Entries with figure data:
***

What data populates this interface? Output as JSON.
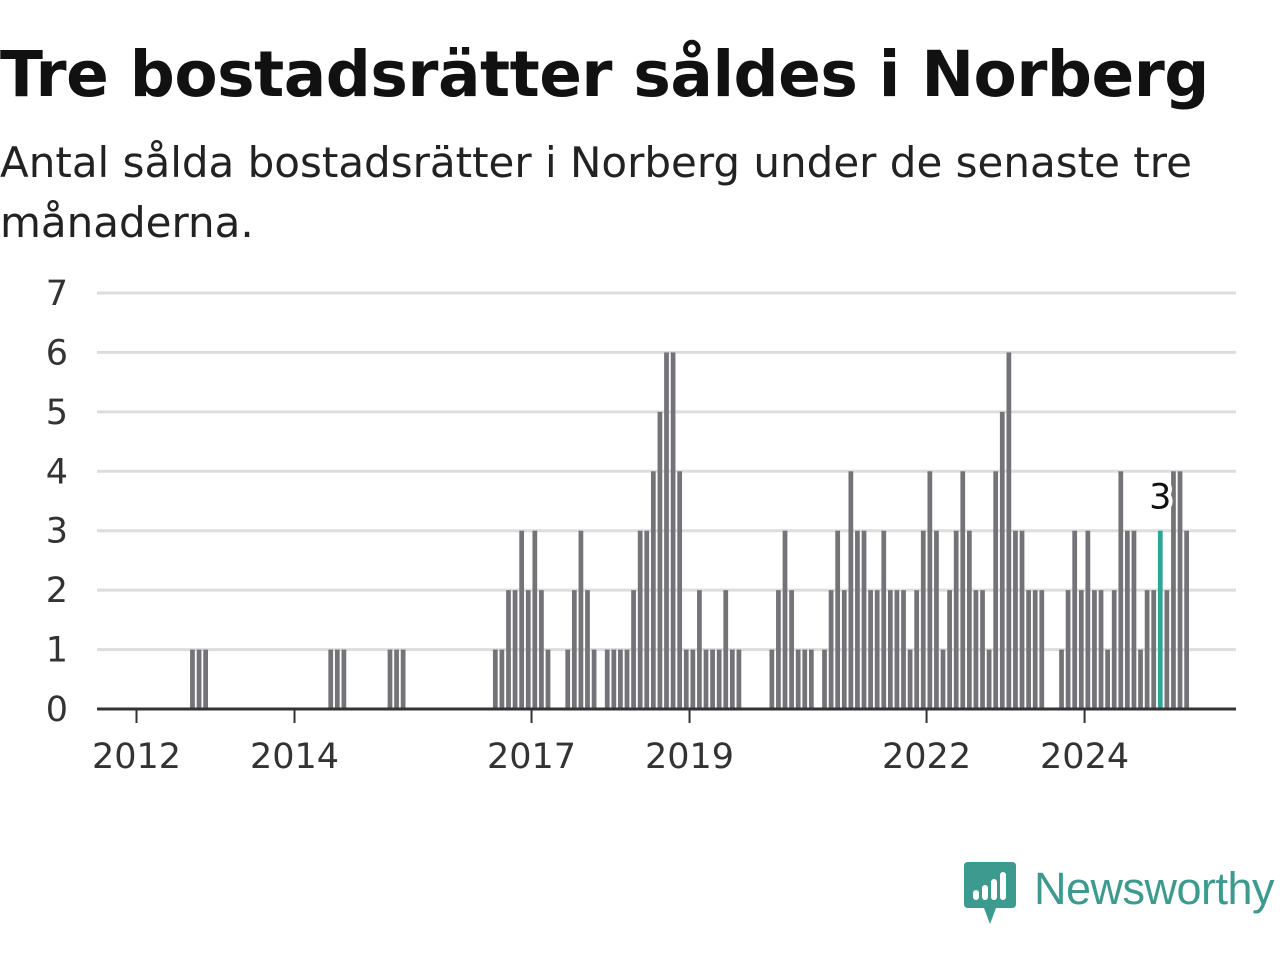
{
  "title": "Tre bostadsrätter såldes i Norberg",
  "subtitle": "Antal sålda bostadsrätter i Norberg under de senaste tre månaderna.",
  "brand": {
    "name": "Newsworthy",
    "icon": "newsworthy-logo-icon",
    "color": "#3c9a8e"
  },
  "chart_data": {
    "type": "bar",
    "title": "Tre bostadsrätter såldes i Norberg",
    "subtitle": "Antal sålda bostadsrätter i Norberg under de senaste tre månaderna.",
    "xlabel": "",
    "ylabel": "",
    "ylim": [
      0,
      7
    ],
    "yticks": [
      "0",
      "1",
      "2",
      "3",
      "4",
      "5",
      "6",
      "7"
    ],
    "xtick_labels": [
      {
        "label": "2012",
        "date": "2012-01"
      },
      {
        "label": "2014",
        "date": "2014-01"
      },
      {
        "label": "2017",
        "date": "2017-01"
      },
      {
        "label": "2019",
        "date": "2019-01"
      },
      {
        "label": "2022",
        "date": "2022-01"
      },
      {
        "label": "2024",
        "date": "2024-01"
      }
    ],
    "x_range": [
      "2011-07",
      "2025-12"
    ],
    "grid": true,
    "legend": "none",
    "colors": {
      "bar": "#747378",
      "highlight": "#2aa796",
      "grid": "#dddddd",
      "axis": "#333333"
    },
    "highlight": {
      "date": "2024-12",
      "value": 3,
      "label": "3"
    },
    "series": [
      {
        "values": [
          {
            "date": "2012-09",
            "value": 1
          },
          {
            "date": "2012-10",
            "value": 1
          },
          {
            "date": "2012-11",
            "value": 1
          },
          {
            "date": "2014-06",
            "value": 1
          },
          {
            "date": "2014-07",
            "value": 1
          },
          {
            "date": "2014-08",
            "value": 1
          },
          {
            "date": "2015-03",
            "value": 1
          },
          {
            "date": "2015-04",
            "value": 1
          },
          {
            "date": "2015-05",
            "value": 1
          },
          {
            "date": "2016-07",
            "value": 1
          },
          {
            "date": "2016-08",
            "value": 1
          },
          {
            "date": "2016-09",
            "value": 2
          },
          {
            "date": "2016-10",
            "value": 2
          },
          {
            "date": "2016-11",
            "value": 3
          },
          {
            "date": "2016-12",
            "value": 2
          },
          {
            "date": "2017-01",
            "value": 3
          },
          {
            "date": "2017-02",
            "value": 2
          },
          {
            "date": "2017-03",
            "value": 1
          },
          {
            "date": "2017-06",
            "value": 1
          },
          {
            "date": "2017-07",
            "value": 2
          },
          {
            "date": "2017-08",
            "value": 3
          },
          {
            "date": "2017-09",
            "value": 2
          },
          {
            "date": "2017-10",
            "value": 1
          },
          {
            "date": "2017-12",
            "value": 1
          },
          {
            "date": "2018-01",
            "value": 1
          },
          {
            "date": "2018-02",
            "value": 1
          },
          {
            "date": "2018-03",
            "value": 1
          },
          {
            "date": "2018-04",
            "value": 2
          },
          {
            "date": "2018-05",
            "value": 3
          },
          {
            "date": "2018-06",
            "value": 3
          },
          {
            "date": "2018-07",
            "value": 4
          },
          {
            "date": "2018-08",
            "value": 5
          },
          {
            "date": "2018-09",
            "value": 6
          },
          {
            "date": "2018-10",
            "value": 6
          },
          {
            "date": "2018-11",
            "value": 4
          },
          {
            "date": "2018-12",
            "value": 1
          },
          {
            "date": "2019-01",
            "value": 1
          },
          {
            "date": "2019-02",
            "value": 2
          },
          {
            "date": "2019-03",
            "value": 1
          },
          {
            "date": "2019-04",
            "value": 1
          },
          {
            "date": "2019-05",
            "value": 1
          },
          {
            "date": "2019-06",
            "value": 2
          },
          {
            "date": "2019-07",
            "value": 1
          },
          {
            "date": "2019-08",
            "value": 1
          },
          {
            "date": "2020-01",
            "value": 1
          },
          {
            "date": "2020-02",
            "value": 2
          },
          {
            "date": "2020-03",
            "value": 3
          },
          {
            "date": "2020-04",
            "value": 2
          },
          {
            "date": "2020-05",
            "value": 1
          },
          {
            "date": "2020-06",
            "value": 1
          },
          {
            "date": "2020-07",
            "value": 1
          },
          {
            "date": "2020-09",
            "value": 1
          },
          {
            "date": "2020-10",
            "value": 2
          },
          {
            "date": "2020-11",
            "value": 3
          },
          {
            "date": "2020-12",
            "value": 2
          },
          {
            "date": "2021-01",
            "value": 4
          },
          {
            "date": "2021-02",
            "value": 3
          },
          {
            "date": "2021-03",
            "value": 3
          },
          {
            "date": "2021-04",
            "value": 2
          },
          {
            "date": "2021-05",
            "value": 2
          },
          {
            "date": "2021-06",
            "value": 3
          },
          {
            "date": "2021-07",
            "value": 2
          },
          {
            "date": "2021-08",
            "value": 2
          },
          {
            "date": "2021-09",
            "value": 2
          },
          {
            "date": "2021-10",
            "value": 1
          },
          {
            "date": "2021-11",
            "value": 2
          },
          {
            "date": "2021-12",
            "value": 3
          },
          {
            "date": "2022-01",
            "value": 4
          },
          {
            "date": "2022-02",
            "value": 3
          },
          {
            "date": "2022-03",
            "value": 1
          },
          {
            "date": "2022-04",
            "value": 2
          },
          {
            "date": "2022-05",
            "value": 3
          },
          {
            "date": "2022-06",
            "value": 4
          },
          {
            "date": "2022-07",
            "value": 3
          },
          {
            "date": "2022-08",
            "value": 2
          },
          {
            "date": "2022-09",
            "value": 2
          },
          {
            "date": "2022-10",
            "value": 1
          },
          {
            "date": "2022-11",
            "value": 4
          },
          {
            "date": "2022-12",
            "value": 5
          },
          {
            "date": "2023-01",
            "value": 6
          },
          {
            "date": "2023-02",
            "value": 3
          },
          {
            "date": "2023-03",
            "value": 3
          },
          {
            "date": "2023-04",
            "value": 2
          },
          {
            "date": "2023-05",
            "value": 2
          },
          {
            "date": "2023-06",
            "value": 2
          },
          {
            "date": "2023-09",
            "value": 1
          },
          {
            "date": "2023-10",
            "value": 2
          },
          {
            "date": "2023-11",
            "value": 3
          },
          {
            "date": "2023-12",
            "value": 2
          },
          {
            "date": "2024-01",
            "value": 3
          },
          {
            "date": "2024-02",
            "value": 2
          },
          {
            "date": "2024-03",
            "value": 2
          },
          {
            "date": "2024-04",
            "value": 1
          },
          {
            "date": "2024-05",
            "value": 2
          },
          {
            "date": "2024-06",
            "value": 4
          },
          {
            "date": "2024-07",
            "value": 3
          },
          {
            "date": "2024-08",
            "value": 3
          },
          {
            "date": "2024-09",
            "value": 1
          },
          {
            "date": "2024-10",
            "value": 2
          },
          {
            "date": "2024-11",
            "value": 2
          },
          {
            "date": "2025-01",
            "value": 2
          },
          {
            "date": "2025-02",
            "value": 4
          },
          {
            "date": "2025-03",
            "value": 4
          },
          {
            "date": "2025-04",
            "value": 3
          }
        ]
      }
    ]
  }
}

***

Reproduce the full listing faithfully, but do not carry over any pictures.

What data populates this interface? Output as JSON.
{
  "title": "Tre bostadsrätter såldes i Norberg",
  "subtitle": "Antal sålda bostadsrätter i Norberg under de senaste tre månaderna.",
  "brand": {
    "name": "Newsworthy",
    "icon": "newsworthy-logo-icon",
    "color": "#3c9a8e"
  },
  "chart_data": {
    "type": "bar",
    "title": "Tre bostadsrätter såldes i Norberg",
    "subtitle": "Antal sålda bostadsrätter i Norberg under de senaste tre månaderna.",
    "xlabel": "",
    "ylabel": "",
    "ylim": [
      0,
      7
    ],
    "yticks": [
      "0",
      "1",
      "2",
      "3",
      "4",
      "5",
      "6",
      "7"
    ],
    "xtick_labels": [
      {
        "label": "2012",
        "date": "2012-01"
      },
      {
        "label": "2014",
        "date": "2014-01"
      },
      {
        "label": "2017",
        "date": "2017-01"
      },
      {
        "label": "2019",
        "date": "2019-01"
      },
      {
        "label": "2022",
        "date": "2022-01"
      },
      {
        "label": "2024",
        "date": "2024-01"
      }
    ],
    "x_range": [
      "2011-07",
      "2025-12"
    ],
    "grid": true,
    "legend": "none",
    "colors": {
      "bar": "#747378",
      "highlight": "#2aa796",
      "grid": "#dddddd",
      "axis": "#333333"
    },
    "highlight": {
      "date": "2024-12",
      "value": 3,
      "label": "3"
    },
    "series": [
      {
        "values": [
          {
            "date": "2012-09",
            "value": 1
          },
          {
            "date": "2012-10",
            "value": 1
          },
          {
            "date": "2012-11",
            "value": 1
          },
          {
            "date": "2014-06",
            "value": 1
          },
          {
            "date": "2014-07",
            "value": 1
          },
          {
            "date": "2014-08",
            "value": 1
          },
          {
            "date": "2015-03",
            "value": 1
          },
          {
            "date": "2015-04",
            "value": 1
          },
          {
            "date": "2015-05",
            "value": 1
          },
          {
            "date": "2016-07",
            "value": 1
          },
          {
            "date": "2016-08",
            "value": 1
          },
          {
            "date": "2016-09",
            "value": 2
          },
          {
            "date": "2016-10",
            "value": 2
          },
          {
            "date": "2016-11",
            "value": 3
          },
          {
            "date": "2016-12",
            "value": 2
          },
          {
            "date": "2017-01",
            "value": 3
          },
          {
            "date": "2017-02",
            "value": 2
          },
          {
            "date": "2017-03",
            "value": 1
          },
          {
            "date": "2017-06",
            "value": 1
          },
          {
            "date": "2017-07",
            "value": 2
          },
          {
            "date": "2017-08",
            "value": 3
          },
          {
            "date": "2017-09",
            "value": 2
          },
          {
            "date": "2017-10",
            "value": 1
          },
          {
            "date": "2017-12",
            "value": 1
          },
          {
            "date": "2018-01",
            "value": 1
          },
          {
            "date": "2018-02",
            "value": 1
          },
          {
            "date": "2018-03",
            "value": 1
          },
          {
            "date": "2018-04",
            "value": 2
          },
          {
            "date": "2018-05",
            "value": 3
          },
          {
            "date": "2018-06",
            "value": 3
          },
          {
            "date": "2018-07",
            "value": 4
          },
          {
            "date": "2018-08",
            "value": 5
          },
          {
            "date": "2018-09",
            "value": 6
          },
          {
            "date": "2018-10",
            "value": 6
          },
          {
            "date": "2018-11",
            "value": 4
          },
          {
            "date": "2018-12",
            "value": 1
          },
          {
            "date": "2019-01",
            "value": 1
          },
          {
            "date": "2019-02",
            "value": 2
          },
          {
            "date": "2019-03",
            "value": 1
          },
          {
            "date": "2019-04",
            "value": 1
          },
          {
            "date": "2019-05",
            "value": 1
          },
          {
            "date": "2019-06",
            "value": 2
          },
          {
            "date": "2019-07",
            "value": 1
          },
          {
            "date": "2019-08",
            "value": 1
          },
          {
            "date": "2020-01",
            "value": 1
          },
          {
            "date": "2020-02",
            "value": 2
          },
          {
            "date": "2020-03",
            "value": 3
          },
          {
            "date": "2020-04",
            "value": 2
          },
          {
            "date": "2020-05",
            "value": 1
          },
          {
            "date": "2020-06",
            "value": 1
          },
          {
            "date": "2020-07",
            "value": 1
          },
          {
            "date": "2020-09",
            "value": 1
          },
          {
            "date": "2020-10",
            "value": 2
          },
          {
            "date": "2020-11",
            "value": 3
          },
          {
            "date": "2020-12",
            "value": 2
          },
          {
            "date": "2021-01",
            "value": 4
          },
          {
            "date": "2021-02",
            "value": 3
          },
          {
            "date": "2021-03",
            "value": 3
          },
          {
            "date": "2021-04",
            "value": 2
          },
          {
            "date": "2021-05",
            "value": 2
          },
          {
            "date": "2021-06",
            "value": 3
          },
          {
            "date": "2021-07",
            "value": 2
          },
          {
            "date": "2021-08",
            "value": 2
          },
          {
            "date": "2021-09",
            "value": 2
          },
          {
            "date": "2021-10",
            "value": 1
          },
          {
            "date": "2021-11",
            "value": 2
          },
          {
            "date": "2021-12",
            "value": 3
          },
          {
            "date": "2022-01",
            "value": 4
          },
          {
            "date": "2022-02",
            "value": 3
          },
          {
            "date": "2022-03",
            "value": 1
          },
          {
            "date": "2022-04",
            "value": 2
          },
          {
            "date": "2022-05",
            "value": 3
          },
          {
            "date": "2022-06",
            "value": 4
          },
          {
            "date": "2022-07",
            "value": 3
          },
          {
            "date": "2022-08",
            "value": 2
          },
          {
            "date": "2022-09",
            "value": 2
          },
          {
            "date": "2022-10",
            "value": 1
          },
          {
            "date": "2022-11",
            "value": 4
          },
          {
            "date": "2022-12",
            "value": 5
          },
          {
            "date": "2023-01",
            "value": 6
          },
          {
            "date": "2023-02",
            "value": 3
          },
          {
            "date": "2023-03",
            "value": 3
          },
          {
            "date": "2023-04",
            "value": 2
          },
          {
            "date": "2023-05",
            "value": 2
          },
          {
            "date": "2023-06",
            "value": 2
          },
          {
            "date": "2023-09",
            "value": 1
          },
          {
            "date": "2023-10",
            "value": 2
          },
          {
            "date": "2023-11",
            "value": 3
          },
          {
            "date": "2023-12",
            "value": 2
          },
          {
            "date": "2024-01",
            "value": 3
          },
          {
            "date": "2024-02",
            "value": 2
          },
          {
            "date": "2024-03",
            "value": 2
          },
          {
            "date": "2024-04",
            "value": 1
          },
          {
            "date": "2024-05",
            "value": 2
          },
          {
            "date": "2024-06",
            "value": 4
          },
          {
            "date": "2024-07",
            "value": 3
          },
          {
            "date": "2024-08",
            "value": 3
          },
          {
            "date": "2024-09",
            "value": 1
          },
          {
            "date": "2024-10",
            "value": 2
          },
          {
            "date": "2024-11",
            "value": 2
          },
          {
            "date": "2025-01",
            "value": 2
          },
          {
            "date": "2025-02",
            "value": 4
          },
          {
            "date": "2025-03",
            "value": 4
          },
          {
            "date": "2025-04",
            "value": 3
          }
        ]
      }
    ]
  }
}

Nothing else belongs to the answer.